Part of a data file
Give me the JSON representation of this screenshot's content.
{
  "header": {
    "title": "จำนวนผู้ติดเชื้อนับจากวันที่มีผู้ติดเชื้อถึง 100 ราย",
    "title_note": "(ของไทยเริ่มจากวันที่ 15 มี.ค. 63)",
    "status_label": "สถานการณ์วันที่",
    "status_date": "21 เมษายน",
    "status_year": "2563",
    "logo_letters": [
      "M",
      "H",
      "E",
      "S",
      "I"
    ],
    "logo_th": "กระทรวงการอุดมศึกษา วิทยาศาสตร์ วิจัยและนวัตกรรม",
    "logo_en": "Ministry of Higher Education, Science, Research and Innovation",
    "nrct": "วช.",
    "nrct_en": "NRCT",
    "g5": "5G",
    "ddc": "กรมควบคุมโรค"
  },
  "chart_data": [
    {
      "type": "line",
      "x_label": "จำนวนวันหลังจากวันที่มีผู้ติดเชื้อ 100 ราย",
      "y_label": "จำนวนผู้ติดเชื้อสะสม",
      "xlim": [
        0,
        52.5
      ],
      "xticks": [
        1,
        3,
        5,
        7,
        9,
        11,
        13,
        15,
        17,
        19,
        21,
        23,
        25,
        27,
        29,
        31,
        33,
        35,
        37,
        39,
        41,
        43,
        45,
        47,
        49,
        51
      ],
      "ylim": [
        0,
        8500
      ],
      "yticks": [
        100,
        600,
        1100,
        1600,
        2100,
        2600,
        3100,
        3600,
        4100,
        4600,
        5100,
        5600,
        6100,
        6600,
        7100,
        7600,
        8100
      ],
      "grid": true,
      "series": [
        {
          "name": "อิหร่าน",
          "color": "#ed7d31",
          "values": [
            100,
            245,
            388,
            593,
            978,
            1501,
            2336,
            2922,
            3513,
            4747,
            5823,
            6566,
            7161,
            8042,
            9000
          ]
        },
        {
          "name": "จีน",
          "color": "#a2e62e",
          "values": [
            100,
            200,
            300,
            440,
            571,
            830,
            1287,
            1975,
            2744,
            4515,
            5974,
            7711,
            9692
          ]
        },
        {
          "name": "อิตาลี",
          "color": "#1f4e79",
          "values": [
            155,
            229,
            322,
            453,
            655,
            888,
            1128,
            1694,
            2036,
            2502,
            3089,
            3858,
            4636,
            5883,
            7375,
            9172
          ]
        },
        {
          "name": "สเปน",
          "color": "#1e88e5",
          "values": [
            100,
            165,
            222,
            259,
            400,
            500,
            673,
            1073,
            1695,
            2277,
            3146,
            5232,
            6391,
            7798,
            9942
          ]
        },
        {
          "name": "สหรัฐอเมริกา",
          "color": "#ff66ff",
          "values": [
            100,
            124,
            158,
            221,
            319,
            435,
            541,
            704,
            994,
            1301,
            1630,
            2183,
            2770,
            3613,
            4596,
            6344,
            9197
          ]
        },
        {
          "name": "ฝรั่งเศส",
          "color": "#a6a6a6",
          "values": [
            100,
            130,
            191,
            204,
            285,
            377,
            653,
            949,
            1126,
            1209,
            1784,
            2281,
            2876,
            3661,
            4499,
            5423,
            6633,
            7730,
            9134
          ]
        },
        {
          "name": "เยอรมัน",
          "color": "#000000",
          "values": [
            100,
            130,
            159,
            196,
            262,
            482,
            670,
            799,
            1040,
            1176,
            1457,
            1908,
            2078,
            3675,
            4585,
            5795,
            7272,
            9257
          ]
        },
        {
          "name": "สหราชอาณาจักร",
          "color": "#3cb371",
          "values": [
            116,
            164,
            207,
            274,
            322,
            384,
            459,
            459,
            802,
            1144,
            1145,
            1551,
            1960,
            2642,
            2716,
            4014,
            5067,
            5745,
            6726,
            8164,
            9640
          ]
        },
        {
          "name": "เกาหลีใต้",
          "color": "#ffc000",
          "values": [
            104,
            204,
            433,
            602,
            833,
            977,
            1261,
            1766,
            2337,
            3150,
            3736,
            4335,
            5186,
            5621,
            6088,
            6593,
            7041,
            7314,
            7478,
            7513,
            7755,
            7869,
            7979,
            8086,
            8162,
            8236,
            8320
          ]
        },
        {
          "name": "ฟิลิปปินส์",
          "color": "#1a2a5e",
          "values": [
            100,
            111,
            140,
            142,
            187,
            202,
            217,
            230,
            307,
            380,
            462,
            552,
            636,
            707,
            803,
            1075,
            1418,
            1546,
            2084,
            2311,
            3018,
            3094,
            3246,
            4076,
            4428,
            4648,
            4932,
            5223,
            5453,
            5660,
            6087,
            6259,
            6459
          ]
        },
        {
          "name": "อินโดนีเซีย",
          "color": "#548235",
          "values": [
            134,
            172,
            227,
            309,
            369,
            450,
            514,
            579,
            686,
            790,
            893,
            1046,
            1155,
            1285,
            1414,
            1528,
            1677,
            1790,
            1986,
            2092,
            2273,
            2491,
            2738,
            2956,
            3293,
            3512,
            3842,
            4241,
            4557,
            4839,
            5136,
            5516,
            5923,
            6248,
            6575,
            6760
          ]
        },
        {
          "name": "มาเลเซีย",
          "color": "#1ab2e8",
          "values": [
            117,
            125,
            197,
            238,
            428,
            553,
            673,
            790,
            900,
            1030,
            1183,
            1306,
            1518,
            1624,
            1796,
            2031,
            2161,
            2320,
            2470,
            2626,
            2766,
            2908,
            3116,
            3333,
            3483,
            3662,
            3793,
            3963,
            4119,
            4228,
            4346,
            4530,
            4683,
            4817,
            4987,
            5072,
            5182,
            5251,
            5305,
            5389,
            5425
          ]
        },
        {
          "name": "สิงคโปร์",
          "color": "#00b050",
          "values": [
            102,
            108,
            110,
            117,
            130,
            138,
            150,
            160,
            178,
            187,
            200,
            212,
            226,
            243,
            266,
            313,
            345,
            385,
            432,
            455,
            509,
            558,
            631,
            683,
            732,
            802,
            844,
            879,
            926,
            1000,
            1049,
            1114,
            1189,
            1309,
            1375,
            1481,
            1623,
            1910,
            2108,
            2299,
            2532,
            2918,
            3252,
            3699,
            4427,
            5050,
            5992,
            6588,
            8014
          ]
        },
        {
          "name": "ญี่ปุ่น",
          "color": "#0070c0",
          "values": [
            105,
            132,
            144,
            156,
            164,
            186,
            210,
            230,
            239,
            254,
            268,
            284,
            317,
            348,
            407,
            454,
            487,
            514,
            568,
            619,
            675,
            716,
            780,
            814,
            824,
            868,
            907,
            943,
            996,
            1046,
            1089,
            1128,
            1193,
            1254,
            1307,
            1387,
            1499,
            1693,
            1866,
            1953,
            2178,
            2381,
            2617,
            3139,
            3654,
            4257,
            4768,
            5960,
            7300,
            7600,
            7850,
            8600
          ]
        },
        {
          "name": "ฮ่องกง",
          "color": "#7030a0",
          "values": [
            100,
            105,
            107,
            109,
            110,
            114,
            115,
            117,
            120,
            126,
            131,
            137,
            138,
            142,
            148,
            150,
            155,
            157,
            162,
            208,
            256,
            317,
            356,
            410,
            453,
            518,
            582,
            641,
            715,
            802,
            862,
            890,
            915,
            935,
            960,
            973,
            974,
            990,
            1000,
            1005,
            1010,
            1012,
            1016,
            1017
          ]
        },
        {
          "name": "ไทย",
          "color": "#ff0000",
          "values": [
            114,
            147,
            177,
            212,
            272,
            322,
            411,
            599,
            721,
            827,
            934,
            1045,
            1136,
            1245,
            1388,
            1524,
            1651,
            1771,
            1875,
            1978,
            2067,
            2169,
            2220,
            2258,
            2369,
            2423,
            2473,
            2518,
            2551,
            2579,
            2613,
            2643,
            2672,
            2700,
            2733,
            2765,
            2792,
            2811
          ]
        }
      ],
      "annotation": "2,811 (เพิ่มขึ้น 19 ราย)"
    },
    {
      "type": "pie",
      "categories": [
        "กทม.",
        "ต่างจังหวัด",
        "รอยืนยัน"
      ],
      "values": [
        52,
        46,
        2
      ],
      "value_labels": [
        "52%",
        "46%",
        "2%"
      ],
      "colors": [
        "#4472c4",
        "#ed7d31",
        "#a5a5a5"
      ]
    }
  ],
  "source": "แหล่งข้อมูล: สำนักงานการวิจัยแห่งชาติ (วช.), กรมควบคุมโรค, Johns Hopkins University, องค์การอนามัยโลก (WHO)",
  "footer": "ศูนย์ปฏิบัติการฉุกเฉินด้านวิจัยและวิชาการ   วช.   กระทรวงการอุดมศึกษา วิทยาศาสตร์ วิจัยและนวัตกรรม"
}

WRITTEN REQUEST: From the data above, copy out every line with the string "จำนวนผ" in it.

EXERCISE OUTPUT:
    "title": "จำนวนผู้ติดเชื้อนับจากวันที่มีผู้ติดเชื้อถึง 100 ราย",
      "y_label": "จำนวนผู้ติดเชื้อสะสม",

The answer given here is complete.